To be done:
Write out each record again exactly as it stands.

-- Start Information given --

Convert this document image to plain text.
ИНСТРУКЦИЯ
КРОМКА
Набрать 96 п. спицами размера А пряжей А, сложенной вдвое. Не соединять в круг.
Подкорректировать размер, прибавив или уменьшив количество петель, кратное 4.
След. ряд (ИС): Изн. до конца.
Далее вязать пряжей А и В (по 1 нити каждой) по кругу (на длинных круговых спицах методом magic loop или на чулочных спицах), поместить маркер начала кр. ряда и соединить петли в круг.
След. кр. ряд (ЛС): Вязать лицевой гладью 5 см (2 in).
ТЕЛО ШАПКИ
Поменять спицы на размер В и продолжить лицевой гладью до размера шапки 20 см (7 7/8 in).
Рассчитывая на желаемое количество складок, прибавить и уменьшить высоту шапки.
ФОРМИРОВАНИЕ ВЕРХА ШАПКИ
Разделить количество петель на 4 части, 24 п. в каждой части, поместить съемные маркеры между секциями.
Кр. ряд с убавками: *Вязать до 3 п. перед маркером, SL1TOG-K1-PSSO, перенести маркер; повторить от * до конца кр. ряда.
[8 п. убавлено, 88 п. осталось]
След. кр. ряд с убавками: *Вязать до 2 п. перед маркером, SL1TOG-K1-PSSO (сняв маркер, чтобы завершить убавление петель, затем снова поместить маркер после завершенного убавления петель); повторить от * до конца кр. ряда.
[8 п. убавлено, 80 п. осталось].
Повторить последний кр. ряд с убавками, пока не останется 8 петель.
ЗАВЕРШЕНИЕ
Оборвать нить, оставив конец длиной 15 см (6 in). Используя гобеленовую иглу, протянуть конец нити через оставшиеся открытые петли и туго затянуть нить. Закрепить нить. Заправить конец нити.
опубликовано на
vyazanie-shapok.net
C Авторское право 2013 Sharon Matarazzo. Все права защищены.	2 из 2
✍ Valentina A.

-- End Information given --

Expected answer:
Convert this document image to plain text.
ИНСТРУКЦИЯ
КРОМКА
Набрать 96 п. спицами размера А пряжей А, сложенной вдвое. Не соединять в круг.
Подкорректировать размер, прибавив или уменьшив количество петель, кратное 4.
След. ряд (ИС): Изн. до конца.
Далее вязать пряжей А и В (по 1 нити каждой) по кругу (на длинных круговых спицах методом magic loop или на чулочных спицах), поместить маркер начала кр. ряда и соединить петли в круг.
След. кр. ряд (ЛС): Вязать лицевой гладью 5 см (2 in).
ТЕЛО ШАПКИ
Поменять спицы на размер В и продолжить лицевой гладью до размера шапки 20 см (7 7/8 in).
Рассчитывая на желаемое количество складок, прибавить и уменьшить высоту шапки.
ФОРМИРОВАНИЕ ВЕРХА ШАПКИ
Разделить количество петель на 4 части, 24 п. в каждой части, поместить съемные маркеры между секциями.
Кр. ряд с убавками: *Вязать до 3 п. перед маркером, SL1TOG-K1-PSSO, перенести маркер; повторить от * до конца кр. ряда.
[8 п. убавлено, 88 п. осталось]
След. кр. ряд с убавками: *Вязать до 2 п. перед маркером, SL1TOG-K1-PSSO (сняв маркер, чтобы завершить убавление петель, затем снова поместить маркер после завершенного убавления петель); повторить от * до конца кр. ряда.
[8 п. убавлено, 80 п. осталось].
Повторить последний кр. ряд с убавками, пока не останется 8 петель.
ЗАВЕРШЕНИЕ
Оборвать нить, оставив конец длиной 15 см (6 in). Используя гобеленовую иглу, протянуть конец нити через оставшиеся открытые петли и туго затянуть нить. Закрепить нить. Заправить конец нити.
опубликовано на
vyazanie-shapok.net
C Авторское право 2013 Sharon Matarazzo. Все права защищены.	2 из 2
✍ Valentina A.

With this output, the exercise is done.